What you are asked to do -
Can the data below be set down again exactly, line for line?
___ Records for the exercise
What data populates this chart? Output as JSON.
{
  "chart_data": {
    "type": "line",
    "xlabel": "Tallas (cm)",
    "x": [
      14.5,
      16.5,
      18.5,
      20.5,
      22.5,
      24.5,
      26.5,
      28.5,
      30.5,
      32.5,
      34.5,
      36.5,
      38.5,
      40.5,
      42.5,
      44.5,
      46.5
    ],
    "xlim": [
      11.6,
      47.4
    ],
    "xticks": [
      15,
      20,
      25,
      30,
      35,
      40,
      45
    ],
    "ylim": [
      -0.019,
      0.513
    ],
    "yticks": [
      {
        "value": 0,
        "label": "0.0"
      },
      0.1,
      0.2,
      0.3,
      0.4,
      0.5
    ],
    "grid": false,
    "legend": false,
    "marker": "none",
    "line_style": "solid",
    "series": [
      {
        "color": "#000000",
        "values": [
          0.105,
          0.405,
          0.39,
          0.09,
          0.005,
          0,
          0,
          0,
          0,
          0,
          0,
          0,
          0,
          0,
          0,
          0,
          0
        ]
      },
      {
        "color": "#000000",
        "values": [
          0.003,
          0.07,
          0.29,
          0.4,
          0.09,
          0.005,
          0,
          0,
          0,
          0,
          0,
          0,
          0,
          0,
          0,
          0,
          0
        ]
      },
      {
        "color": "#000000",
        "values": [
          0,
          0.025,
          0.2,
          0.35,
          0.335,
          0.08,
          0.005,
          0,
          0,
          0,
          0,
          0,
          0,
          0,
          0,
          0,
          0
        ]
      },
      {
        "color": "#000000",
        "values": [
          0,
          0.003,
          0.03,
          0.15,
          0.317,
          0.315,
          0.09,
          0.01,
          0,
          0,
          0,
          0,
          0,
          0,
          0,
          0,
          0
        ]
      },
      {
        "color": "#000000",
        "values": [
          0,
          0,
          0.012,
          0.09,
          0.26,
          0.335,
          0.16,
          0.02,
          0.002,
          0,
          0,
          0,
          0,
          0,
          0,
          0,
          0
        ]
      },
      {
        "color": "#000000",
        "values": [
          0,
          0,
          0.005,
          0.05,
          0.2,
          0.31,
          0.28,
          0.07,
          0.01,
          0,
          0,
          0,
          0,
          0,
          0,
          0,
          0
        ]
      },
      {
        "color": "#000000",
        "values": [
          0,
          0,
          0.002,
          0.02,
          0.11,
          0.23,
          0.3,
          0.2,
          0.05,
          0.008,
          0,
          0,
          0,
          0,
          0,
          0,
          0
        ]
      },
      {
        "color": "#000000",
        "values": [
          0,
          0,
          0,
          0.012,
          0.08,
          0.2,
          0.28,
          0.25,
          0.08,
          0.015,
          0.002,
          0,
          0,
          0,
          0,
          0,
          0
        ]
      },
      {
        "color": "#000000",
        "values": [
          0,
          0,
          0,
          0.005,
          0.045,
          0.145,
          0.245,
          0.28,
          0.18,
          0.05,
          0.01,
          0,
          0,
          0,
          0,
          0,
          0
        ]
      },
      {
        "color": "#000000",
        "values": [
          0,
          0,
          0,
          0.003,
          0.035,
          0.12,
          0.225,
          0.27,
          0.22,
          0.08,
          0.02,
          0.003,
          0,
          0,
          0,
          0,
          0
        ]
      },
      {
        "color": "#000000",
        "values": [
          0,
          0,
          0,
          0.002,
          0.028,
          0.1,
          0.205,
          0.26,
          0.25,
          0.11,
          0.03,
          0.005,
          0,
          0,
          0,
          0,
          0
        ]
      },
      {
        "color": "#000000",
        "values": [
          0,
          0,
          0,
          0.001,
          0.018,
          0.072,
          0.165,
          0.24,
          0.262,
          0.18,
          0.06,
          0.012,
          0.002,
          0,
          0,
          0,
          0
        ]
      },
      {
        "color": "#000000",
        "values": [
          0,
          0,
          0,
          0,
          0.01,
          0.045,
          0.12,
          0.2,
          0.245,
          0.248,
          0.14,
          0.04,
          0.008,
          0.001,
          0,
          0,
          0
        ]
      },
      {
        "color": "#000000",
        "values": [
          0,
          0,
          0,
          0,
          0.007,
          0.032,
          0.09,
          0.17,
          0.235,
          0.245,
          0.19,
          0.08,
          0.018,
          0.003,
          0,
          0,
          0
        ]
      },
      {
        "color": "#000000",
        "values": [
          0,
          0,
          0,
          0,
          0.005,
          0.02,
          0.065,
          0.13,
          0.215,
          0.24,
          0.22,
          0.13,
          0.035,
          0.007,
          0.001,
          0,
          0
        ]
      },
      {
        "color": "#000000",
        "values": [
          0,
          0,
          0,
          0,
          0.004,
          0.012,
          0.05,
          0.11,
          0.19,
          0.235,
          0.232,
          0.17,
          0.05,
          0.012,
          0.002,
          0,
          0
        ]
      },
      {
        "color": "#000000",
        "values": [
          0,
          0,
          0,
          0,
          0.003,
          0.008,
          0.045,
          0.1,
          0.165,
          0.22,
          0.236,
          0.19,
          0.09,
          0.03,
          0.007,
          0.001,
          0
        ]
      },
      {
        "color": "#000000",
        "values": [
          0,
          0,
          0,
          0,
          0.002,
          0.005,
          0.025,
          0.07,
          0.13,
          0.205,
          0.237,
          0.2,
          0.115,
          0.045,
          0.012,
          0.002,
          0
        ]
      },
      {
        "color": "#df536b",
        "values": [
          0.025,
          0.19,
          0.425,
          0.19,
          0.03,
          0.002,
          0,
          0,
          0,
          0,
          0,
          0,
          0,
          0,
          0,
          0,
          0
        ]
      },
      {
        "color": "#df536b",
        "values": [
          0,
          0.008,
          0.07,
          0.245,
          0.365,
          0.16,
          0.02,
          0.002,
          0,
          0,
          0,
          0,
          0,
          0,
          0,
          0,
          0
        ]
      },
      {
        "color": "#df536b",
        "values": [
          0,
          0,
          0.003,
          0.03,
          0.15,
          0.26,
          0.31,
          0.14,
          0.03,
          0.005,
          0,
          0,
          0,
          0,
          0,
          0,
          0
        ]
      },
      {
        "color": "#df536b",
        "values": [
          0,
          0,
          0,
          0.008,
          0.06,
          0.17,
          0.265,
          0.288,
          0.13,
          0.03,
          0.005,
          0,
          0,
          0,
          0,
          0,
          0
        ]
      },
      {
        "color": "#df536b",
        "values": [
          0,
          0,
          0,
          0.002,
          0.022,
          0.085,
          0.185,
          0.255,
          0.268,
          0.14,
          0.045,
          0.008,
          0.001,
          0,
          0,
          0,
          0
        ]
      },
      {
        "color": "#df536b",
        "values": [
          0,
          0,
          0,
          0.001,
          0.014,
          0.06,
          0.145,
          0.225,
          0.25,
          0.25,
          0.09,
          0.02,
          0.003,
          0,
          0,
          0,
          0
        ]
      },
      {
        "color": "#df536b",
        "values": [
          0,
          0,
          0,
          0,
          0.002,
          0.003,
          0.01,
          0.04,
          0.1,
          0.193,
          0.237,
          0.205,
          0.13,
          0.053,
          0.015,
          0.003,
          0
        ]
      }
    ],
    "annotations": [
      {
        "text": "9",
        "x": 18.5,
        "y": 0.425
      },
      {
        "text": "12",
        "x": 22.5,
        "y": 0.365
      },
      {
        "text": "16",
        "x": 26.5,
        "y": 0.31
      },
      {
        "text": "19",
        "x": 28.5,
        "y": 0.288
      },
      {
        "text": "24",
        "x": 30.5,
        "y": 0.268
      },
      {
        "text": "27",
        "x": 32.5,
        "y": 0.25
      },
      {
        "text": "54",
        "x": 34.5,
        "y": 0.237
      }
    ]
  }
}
______
Task answer -
What data populates this chart? Output as JSON.
{
  "chart_data": {
    "type": "line",
    "xlabel": "Tallas (cm)",
    "x": [
      14.5,
      16.5,
      18.5,
      20.5,
      22.5,
      24.5,
      26.5,
      28.5,
      30.5,
      32.5,
      34.5,
      36.5,
      38.5,
      40.5,
      42.5,
      44.5,
      46.5
    ],
    "xlim": [
      11.6,
      47.4
    ],
    "xticks": [
      15,
      20,
      25,
      30,
      35,
      40,
      45
    ],
    "ylim": [
      -0.019,
      0.513
    ],
    "yticks": [
      {
        "value": 0,
        "label": "0.0"
      },
      0.1,
      0.2,
      0.3,
      0.4,
      0.5
    ],
    "grid": false,
    "legend": false,
    "marker": "none",
    "line_style": "solid",
    "series": [
      {
        "color": "#000000",
        "values": [
          0.105,
          0.405,
          0.39,
          0.09,
          0.005,
          0,
          0,
          0,
          0,
          0,
          0,
          0,
          0,
          0,
          0,
          0,
          0
        ]
      },
      {
        "color": "#000000",
        "values": [
          0.003,
          0.07,
          0.29,
          0.4,
          0.09,
          0.005,
          0,
          0,
          0,
          0,
          0,
          0,
          0,
          0,
          0,
          0,
          0
        ]
      },
      {
        "color": "#000000",
        "values": [
          0,
          0.025,
          0.2,
          0.35,
          0.335,
          0.08,
          0.005,
          0,
          0,
          0,
          0,
          0,
          0,
          0,
          0,
          0,
          0
        ]
      },
      {
        "color": "#000000",
        "values": [
          0,
          0.003,
          0.03,
          0.15,
          0.317,
          0.315,
          0.09,
          0.01,
          0,
          0,
          0,
          0,
          0,
          0,
          0,
          0,
          0
        ]
      },
      {
        "color": "#000000",
        "values": [
          0,
          0,
          0.012,
          0.09,
          0.26,
          0.335,
          0.16,
          0.02,
          0.002,
          0,
          0,
          0,
          0,
          0,
          0,
          0,
          0
        ]
      },
      {
        "color": "#000000",
        "values": [
          0,
          0,
          0.005,
          0.05,
          0.2,
          0.31,
          0.28,
          0.07,
          0.01,
          0,
          0,
          0,
          0,
          0,
          0,
          0,
          0
        ]
      },
      {
        "color": "#000000",
        "values": [
          0,
          0,
          0.002,
          0.02,
          0.11,
          0.23,
          0.3,
          0.2,
          0.05,
          0.008,
          0,
          0,
          0,
          0,
          0,
          0,
          0
        ]
      },
      {
        "color": "#000000",
        "values": [
          0,
          0,
          0,
          0.012,
          0.08,
          0.2,
          0.28,
          0.25,
          0.08,
          0.015,
          0.002,
          0,
          0,
          0,
          0,
          0,
          0
        ]
      },
      {
        "color": "#000000",
        "values": [
          0,
          0,
          0,
          0.005,
          0.045,
          0.145,
          0.245,
          0.28,
          0.18,
          0.05,
          0.01,
          0,
          0,
          0,
          0,
          0,
          0
        ]
      },
      {
        "color": "#000000",
        "values": [
          0,
          0,
          0,
          0.003,
          0.035,
          0.12,
          0.225,
          0.27,
          0.22,
          0.08,
          0.02,
          0.003,
          0,
          0,
          0,
          0,
          0
        ]
      },
      {
        "color": "#000000",
        "values": [
          0,
          0,
          0,
          0.002,
          0.028,
          0.1,
          0.205,
          0.26,
          0.25,
          0.11,
          0.03,
          0.005,
          0,
          0,
          0,
          0,
          0
        ]
      },
      {
        "color": "#000000",
        "values": [
          0,
          0,
          0,
          0.001,
          0.018,
          0.072,
          0.165,
          0.24,
          0.262,
          0.18,
          0.06,
          0.012,
          0.002,
          0,
          0,
          0,
          0
        ]
      },
      {
        "color": "#000000",
        "values": [
          0,
          0,
          0,
          0,
          0.01,
          0.045,
          0.12,
          0.2,
          0.245,
          0.248,
          0.14,
          0.04,
          0.008,
          0.001,
          0,
          0,
          0
        ]
      },
      {
        "color": "#000000",
        "values": [
          0,
          0,
          0,
          0,
          0.007,
          0.032,
          0.09,
          0.17,
          0.235,
          0.245,
          0.19,
          0.08,
          0.018,
          0.003,
          0,
          0,
          0
        ]
      },
      {
        "color": "#000000",
        "values": [
          0,
          0,
          0,
          0,
          0.005,
          0.02,
          0.065,
          0.13,
          0.215,
          0.24,
          0.22,
          0.13,
          0.035,
          0.007,
          0.001,
          0,
          0
        ]
      },
      {
        "color": "#000000",
        "values": [
          0,
          0,
          0,
          0,
          0.004,
          0.012,
          0.05,
          0.11,
          0.19,
          0.235,
          0.232,
          0.17,
          0.05,
          0.012,
          0.002,
          0,
          0
        ]
      },
      {
        "color": "#000000",
        "values": [
          0,
          0,
          0,
          0,
          0.003,
          0.008,
          0.045,
          0.1,
          0.165,
          0.22,
          0.236,
          0.19,
          0.09,
          0.03,
          0.007,
          0.001,
          0
        ]
      },
      {
        "color": "#000000",
        "values": [
          0,
          0,
          0,
          0,
          0.002,
          0.005,
          0.025,
          0.07,
          0.13,
          0.205,
          0.237,
          0.2,
          0.115,
          0.045,
          0.012,
          0.002,
          0
        ]
      },
      {
        "color": "#df536b",
        "values": [
          0.025,
          0.19,
          0.425,
          0.19,
          0.03,
          0.002,
          0,
          0,
          0,
          0,
          0,
          0,
          0,
          0,
          0,
          0,
          0
        ]
      },
      {
        "color": "#df536b",
        "values": [
          0,
          0.008,
          0.07,
          0.245,
          0.365,
          0.16,
          0.02,
          0.002,
          0,
          0,
          0,
          0,
          0,
          0,
          0,
          0,
          0
        ]
      },
      {
        "color": "#df536b",
        "values": [
          0,
          0,
          0.003,
          0.03,
          0.15,
          0.26,
          0.31,
          0.14,
          0.03,
          0.005,
          0,
          0,
          0,
          0,
          0,
          0,
          0
        ]
      },
      {
        "color": "#df536b",
        "values": [
          0,
          0,
          0,
          0.008,
          0.06,
          0.17,
          0.265,
          0.288,
          0.13,
          0.03,
          0.005,
          0,
          0,
          0,
          0,
          0,
          0
        ]
      },
      {
        "color": "#df536b",
        "values": [
          0,
          0,
          0,
          0.002,
          0.022,
          0.085,
          0.185,
          0.255,
          0.268,
          0.14,
          0.045,
          0.008,
          0.001,
          0,
          0,
          0,
          0
        ]
      },
      {
        "color": "#df536b",
        "values": [
          0,
          0,
          0,
          0.001,
          0.014,
          0.06,
          0.145,
          0.225,
          0.25,
          0.25,
          0.09,
          0.02,
          0.003,
          0,
          0,
          0,
          0
        ]
      },
      {
        "color": "#df536b",
        "values": [
          0,
          0,
          0,
          0,
          0.002,
          0.003,
          0.01,
          0.04,
          0.1,
          0.193,
          0.237,
          0.205,
          0.13,
          0.053,
          0.015,
          0.003,
          0
        ]
      }
    ],
    "annotations": [
      {
        "text": "9",
        "x": 18.5,
        "y": 0.425
      },
      {
        "text": "12",
        "x": 22.5,
        "y": 0.365
      },
      {
        "text": "16",
        "x": 26.5,
        "y": 0.31
      },
      {
        "text": "19",
        "x": 28.5,
        "y": 0.288
      },
      {
        "text": "24",
        "x": 30.5,
        "y": 0.268
      },
      {
        "text": "27",
        "x": 32.5,
        "y": 0.25
      },
      {
        "text": "54",
        "x": 34.5,
        "y": 0.237
      }
    ]
  }
}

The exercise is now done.